抜粋:
........

これらの認証プロトコルとサービスの詳細については、「サインイン ログ アクティビティの詳細」を参照してください。

レガシ認証の使用を識別する

ディレクトリでレガシ認証をブロックする前に、まず、ユーザーがレガシ認証を使用するクライアント アプリを保有しているかどうかを把握する必要があります。

サインイン ログ インジケーター

  1. 条件付きアクセス管理者以上として Microsoft Entra 管理センターにサインインします。
  2. [ID]>[監視と正常性]>[サインイン ログ] の順に移動します。
  3. [クライアント アプリ] 列が表示されていない場合は、[列][クライアント アプリ] を選択してその列を追加します。
  4. [フィルターの追加][クライアント アプリ] を選択し、すべてのレガシ認証プロトコルを選択し、[適用] を選択します。
  5. 新しいサインイン アクティビティ レポート - プレビューをアクティブにしている場合は、[ユーザーのサインイン (非対話型)] タブでも上の手順を繰り返します。

フィルター処理によって、レガシ認証プロトコルによって行われたサインイン試行のみが表示されます。 各サインイン試行をクリックすると詳細が表示されます。 [基本情報] タブの [クライアント アプリ] フィールドには、どのレガシ認証プロトコルが使用されたかが表示されます。

........

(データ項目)
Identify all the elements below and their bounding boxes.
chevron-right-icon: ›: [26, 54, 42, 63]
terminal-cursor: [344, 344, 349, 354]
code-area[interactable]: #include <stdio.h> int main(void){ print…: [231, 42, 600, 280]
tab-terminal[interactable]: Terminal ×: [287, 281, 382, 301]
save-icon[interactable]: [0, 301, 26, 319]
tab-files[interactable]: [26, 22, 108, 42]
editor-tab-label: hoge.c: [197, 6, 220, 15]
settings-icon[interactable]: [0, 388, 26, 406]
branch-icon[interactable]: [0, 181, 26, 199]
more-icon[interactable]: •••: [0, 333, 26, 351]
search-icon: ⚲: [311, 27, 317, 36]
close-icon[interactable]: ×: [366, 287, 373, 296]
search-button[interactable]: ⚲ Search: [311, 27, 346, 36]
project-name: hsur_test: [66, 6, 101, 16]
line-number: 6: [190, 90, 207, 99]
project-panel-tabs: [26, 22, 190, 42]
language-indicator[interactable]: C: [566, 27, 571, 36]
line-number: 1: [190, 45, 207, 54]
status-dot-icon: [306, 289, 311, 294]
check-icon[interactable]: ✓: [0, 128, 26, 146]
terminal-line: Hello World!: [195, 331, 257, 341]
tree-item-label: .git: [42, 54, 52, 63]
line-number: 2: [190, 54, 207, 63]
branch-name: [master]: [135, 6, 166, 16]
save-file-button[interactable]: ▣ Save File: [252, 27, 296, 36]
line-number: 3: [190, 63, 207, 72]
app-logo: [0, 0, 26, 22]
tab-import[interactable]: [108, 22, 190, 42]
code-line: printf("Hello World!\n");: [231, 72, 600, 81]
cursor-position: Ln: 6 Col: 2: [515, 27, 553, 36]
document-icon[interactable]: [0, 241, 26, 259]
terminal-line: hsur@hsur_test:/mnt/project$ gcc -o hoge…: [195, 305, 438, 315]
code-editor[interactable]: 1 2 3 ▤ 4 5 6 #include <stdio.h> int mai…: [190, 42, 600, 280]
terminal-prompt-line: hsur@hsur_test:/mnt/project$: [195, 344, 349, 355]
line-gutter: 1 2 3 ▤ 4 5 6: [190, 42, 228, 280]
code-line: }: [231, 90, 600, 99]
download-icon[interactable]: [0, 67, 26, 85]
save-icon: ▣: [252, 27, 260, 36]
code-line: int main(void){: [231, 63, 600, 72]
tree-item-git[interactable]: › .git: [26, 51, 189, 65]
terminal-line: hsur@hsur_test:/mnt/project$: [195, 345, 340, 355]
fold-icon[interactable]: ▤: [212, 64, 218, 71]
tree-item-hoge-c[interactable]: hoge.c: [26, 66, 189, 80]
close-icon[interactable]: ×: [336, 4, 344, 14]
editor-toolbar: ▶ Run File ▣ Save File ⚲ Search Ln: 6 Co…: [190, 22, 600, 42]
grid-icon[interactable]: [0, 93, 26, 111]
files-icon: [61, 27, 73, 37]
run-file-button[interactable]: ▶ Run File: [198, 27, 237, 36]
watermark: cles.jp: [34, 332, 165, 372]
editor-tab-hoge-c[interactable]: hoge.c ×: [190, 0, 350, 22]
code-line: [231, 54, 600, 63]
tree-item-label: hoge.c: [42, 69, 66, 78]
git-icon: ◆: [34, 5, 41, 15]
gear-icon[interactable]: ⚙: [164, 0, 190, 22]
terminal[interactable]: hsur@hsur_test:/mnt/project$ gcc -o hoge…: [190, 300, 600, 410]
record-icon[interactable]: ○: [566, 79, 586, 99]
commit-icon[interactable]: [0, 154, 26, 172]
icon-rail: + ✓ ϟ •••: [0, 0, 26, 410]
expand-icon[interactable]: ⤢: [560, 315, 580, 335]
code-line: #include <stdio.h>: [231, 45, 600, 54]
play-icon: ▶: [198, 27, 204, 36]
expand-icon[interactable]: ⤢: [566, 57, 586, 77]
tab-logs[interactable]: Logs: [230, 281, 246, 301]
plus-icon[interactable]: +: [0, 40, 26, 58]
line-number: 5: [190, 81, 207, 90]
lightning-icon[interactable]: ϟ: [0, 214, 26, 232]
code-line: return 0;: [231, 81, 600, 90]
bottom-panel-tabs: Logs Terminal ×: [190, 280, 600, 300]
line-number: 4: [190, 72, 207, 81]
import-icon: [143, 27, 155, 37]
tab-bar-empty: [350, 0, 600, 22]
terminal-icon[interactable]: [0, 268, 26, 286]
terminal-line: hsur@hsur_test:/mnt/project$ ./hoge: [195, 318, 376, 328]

........

演習問題:
a – 抜粋について、次の問いに答えること。
(i) Microsoft Entra 管理センターには、どの役割以上としてサインインするか。
(ii) 新しいサインイン アクティビティ レポート - プレビューをアクティブにしている場合、どのタブでも手順を繰り返すか。
(iii) 使用されたレガシ認証プロトコルは、どのタブのどのフィールドに表示されるか。
b – 抜粋のうち、「サインイン ログ インジケーター」で始まり「列が表示されていない場合は、[列][クライアント アプリ] を選択してその列を追加します。」で終わる部分を一字一句そのまま返すこと。

解答一覧:
a –
(i) 条件付きアクセス管理者
(ii) [ユーザーのサインイン (非対話型)] タブ
(iii) [基本情報] タブの [クライアント アプリ] フィールド

b –
サインイン ログ インジケーター

  1. 条件付きアクセス管理者以上として Microsoft Entra 管理センターにサインインします。
  2. [ID]>[監視と正常性]>[サインイン ログ] の順に移動します。
  3. [クライアント アプリ] 列が表示されていない場合は、[列][クライアント アプリ] を選択してその列を追加します。